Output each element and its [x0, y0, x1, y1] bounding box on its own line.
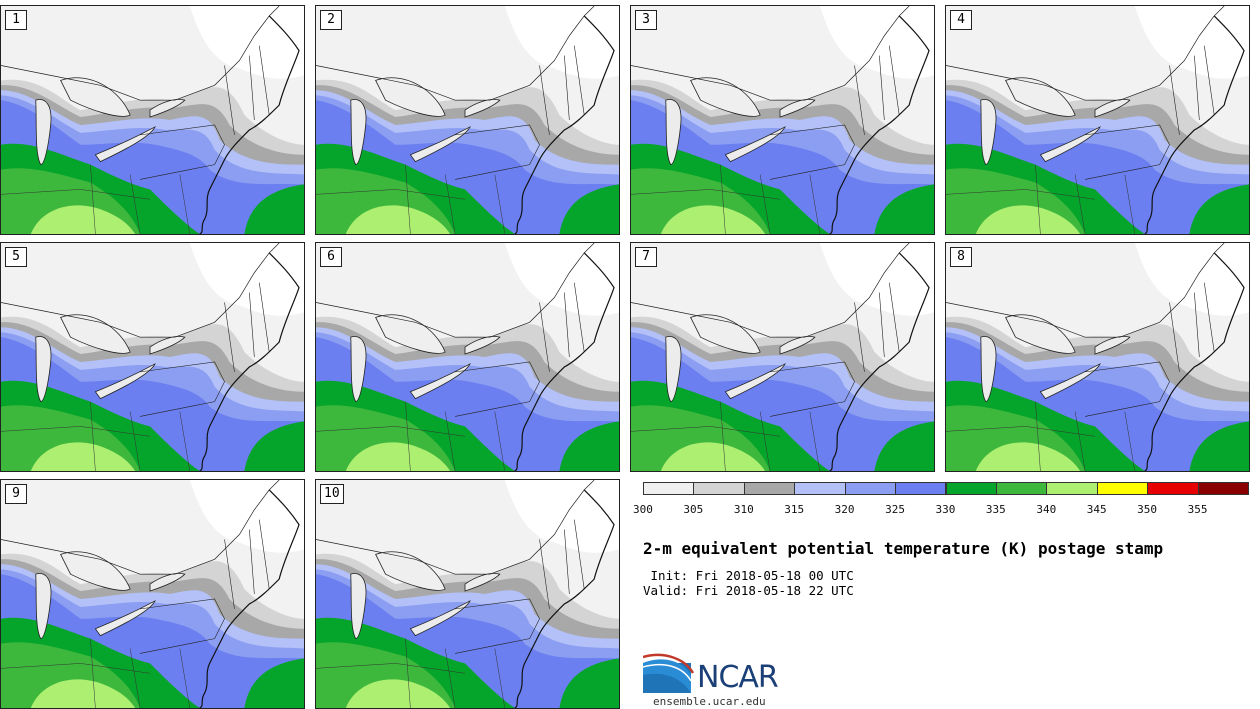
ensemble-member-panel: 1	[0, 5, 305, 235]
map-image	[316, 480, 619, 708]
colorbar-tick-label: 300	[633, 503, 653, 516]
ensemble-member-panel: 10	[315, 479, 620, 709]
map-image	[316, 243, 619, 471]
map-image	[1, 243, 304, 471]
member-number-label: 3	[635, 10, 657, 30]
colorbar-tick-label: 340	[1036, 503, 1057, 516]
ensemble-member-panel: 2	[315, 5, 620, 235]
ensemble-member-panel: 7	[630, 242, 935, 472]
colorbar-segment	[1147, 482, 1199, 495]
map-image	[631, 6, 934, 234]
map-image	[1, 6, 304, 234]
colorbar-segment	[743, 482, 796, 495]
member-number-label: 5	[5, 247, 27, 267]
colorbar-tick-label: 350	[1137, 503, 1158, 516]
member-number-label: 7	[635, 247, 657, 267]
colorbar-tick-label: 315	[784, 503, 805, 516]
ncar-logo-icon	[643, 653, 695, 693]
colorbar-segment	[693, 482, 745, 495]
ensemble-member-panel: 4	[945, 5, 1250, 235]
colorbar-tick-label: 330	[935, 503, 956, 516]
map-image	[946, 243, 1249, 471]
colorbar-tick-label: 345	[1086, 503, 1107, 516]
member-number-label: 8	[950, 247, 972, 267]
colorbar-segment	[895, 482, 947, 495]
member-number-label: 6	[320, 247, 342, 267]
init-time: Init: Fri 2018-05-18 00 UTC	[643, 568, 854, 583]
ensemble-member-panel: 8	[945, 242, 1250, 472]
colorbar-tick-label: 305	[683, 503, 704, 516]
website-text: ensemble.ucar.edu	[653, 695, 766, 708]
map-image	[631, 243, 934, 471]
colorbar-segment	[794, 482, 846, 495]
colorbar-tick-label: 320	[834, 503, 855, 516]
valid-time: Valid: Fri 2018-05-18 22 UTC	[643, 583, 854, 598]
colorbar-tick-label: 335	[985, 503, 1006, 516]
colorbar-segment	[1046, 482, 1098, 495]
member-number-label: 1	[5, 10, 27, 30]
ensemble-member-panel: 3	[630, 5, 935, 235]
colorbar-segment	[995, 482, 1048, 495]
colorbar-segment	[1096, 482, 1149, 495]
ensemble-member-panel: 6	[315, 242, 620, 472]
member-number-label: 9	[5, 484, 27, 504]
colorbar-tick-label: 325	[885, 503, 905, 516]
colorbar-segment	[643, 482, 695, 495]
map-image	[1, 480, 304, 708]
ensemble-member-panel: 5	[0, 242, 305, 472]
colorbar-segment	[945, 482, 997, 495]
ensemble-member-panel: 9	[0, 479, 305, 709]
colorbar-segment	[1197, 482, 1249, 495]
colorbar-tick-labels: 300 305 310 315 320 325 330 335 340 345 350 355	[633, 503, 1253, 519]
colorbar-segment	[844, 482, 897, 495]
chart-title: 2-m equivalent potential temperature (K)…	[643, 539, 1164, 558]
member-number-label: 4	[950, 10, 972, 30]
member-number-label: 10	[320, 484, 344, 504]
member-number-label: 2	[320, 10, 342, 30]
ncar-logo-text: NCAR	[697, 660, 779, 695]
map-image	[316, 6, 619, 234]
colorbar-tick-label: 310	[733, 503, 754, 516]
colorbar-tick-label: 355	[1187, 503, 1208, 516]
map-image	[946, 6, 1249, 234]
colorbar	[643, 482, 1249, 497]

•••

AIM:
From the material above, gather every line that contains the string "logo".

OUTPUT OF THE EXERCISE:
ncar-logo-icon	[643, 653, 695, 693]
ncar-logo-text: NCAR	[697, 660, 779, 695]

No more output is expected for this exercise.